> **Stated task**
Reproduce all of the material exactly as shown.
*-*-*
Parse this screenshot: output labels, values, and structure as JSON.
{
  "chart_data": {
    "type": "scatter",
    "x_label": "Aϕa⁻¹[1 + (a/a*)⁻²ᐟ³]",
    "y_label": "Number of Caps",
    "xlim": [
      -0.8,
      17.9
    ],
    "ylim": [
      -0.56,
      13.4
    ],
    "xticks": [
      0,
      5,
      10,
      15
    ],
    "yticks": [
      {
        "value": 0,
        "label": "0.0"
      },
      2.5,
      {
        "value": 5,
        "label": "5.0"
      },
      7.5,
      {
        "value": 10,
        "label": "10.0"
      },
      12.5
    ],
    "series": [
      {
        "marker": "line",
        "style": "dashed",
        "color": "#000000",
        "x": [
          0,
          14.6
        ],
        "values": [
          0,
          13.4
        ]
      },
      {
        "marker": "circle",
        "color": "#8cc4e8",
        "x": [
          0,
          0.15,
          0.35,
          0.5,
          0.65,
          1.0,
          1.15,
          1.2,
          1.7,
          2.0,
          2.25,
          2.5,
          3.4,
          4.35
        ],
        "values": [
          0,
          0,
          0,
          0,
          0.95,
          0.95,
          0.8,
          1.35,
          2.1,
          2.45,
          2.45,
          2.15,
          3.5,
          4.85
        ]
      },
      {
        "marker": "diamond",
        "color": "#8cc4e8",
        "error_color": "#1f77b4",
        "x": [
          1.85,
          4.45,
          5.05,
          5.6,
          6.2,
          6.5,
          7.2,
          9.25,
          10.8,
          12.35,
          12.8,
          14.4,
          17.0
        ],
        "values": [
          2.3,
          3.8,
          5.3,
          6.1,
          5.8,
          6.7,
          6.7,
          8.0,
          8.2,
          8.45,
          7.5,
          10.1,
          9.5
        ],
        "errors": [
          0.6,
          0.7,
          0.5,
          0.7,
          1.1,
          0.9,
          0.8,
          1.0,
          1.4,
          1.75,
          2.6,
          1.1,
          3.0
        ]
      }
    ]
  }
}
*-*-*
> **Right answer**
Parse this screenshot: output labels, values, and structure as JSON.
{
  "chart_data": {
    "type": "scatter",
    "x_label": "Aϕa⁻¹[1 + (a/a*)⁻²ᐟ³]",
    "y_label": "Number of Caps",
    "xlim": [
      -0.8,
      17.9
    ],
    "ylim": [
      -0.56,
      13.4
    ],
    "xticks": [
      0,
      5,
      10,
      15
    ],
    "yticks": [
      {
        "value": 0,
        "label": "0.0"
      },
      2.5,
      {
        "value": 5,
        "label": "5.0"
      },
      7.5,
      {
        "value": 10,
        "label": "10.0"
      },
      12.5
    ],
    "series": [
      {
        "marker": "line",
        "style": "dashed",
        "color": "#000000",
        "x": [
          0,
          14.6
        ],
        "values": [
          0,
          13.4
        ]
      },
      {
        "marker": "circle",
        "color": "#8cc4e8",
        "x": [
          0,
          0.15,
          0.35,
          0.5,
          0.65,
          1.0,
          1.15,
          1.2,
          1.7,
          2.0,
          2.25,
          2.5,
          3.4,
          4.35
        ],
        "values": [
          0,
          0,
          0,
          0,
          0.95,
          0.95,
          0.8,
          1.35,
          2.1,
          2.45,
          2.45,
          2.15,
          3.5,
          4.85
        ]
      },
      {
        "marker": "diamond",
        "color": "#8cc4e8",
        "error_color": "#1f77b4",
        "x": [
          1.85,
          4.45,
          5.05,
          5.6,
          6.2,
          6.5,
          7.2,
          9.25,
          10.8,
          12.35,
          12.8,
          14.4,
          17.0
        ],
        "values": [
          2.3,
          3.8,
          5.3,
          6.1,
          5.8,
          6.7,
          6.7,
          8.0,
          8.2,
          8.45,
          7.5,
          10.1,
          9.5
        ],
        "errors": [
          0.6,
          0.7,
          0.5,
          0.7,
          1.1,
          0.9,
          0.8,
          1.0,
          1.4,
          1.75,
          2.6,
          1.1,
          3.0
        ]
      }
    ]
  }
}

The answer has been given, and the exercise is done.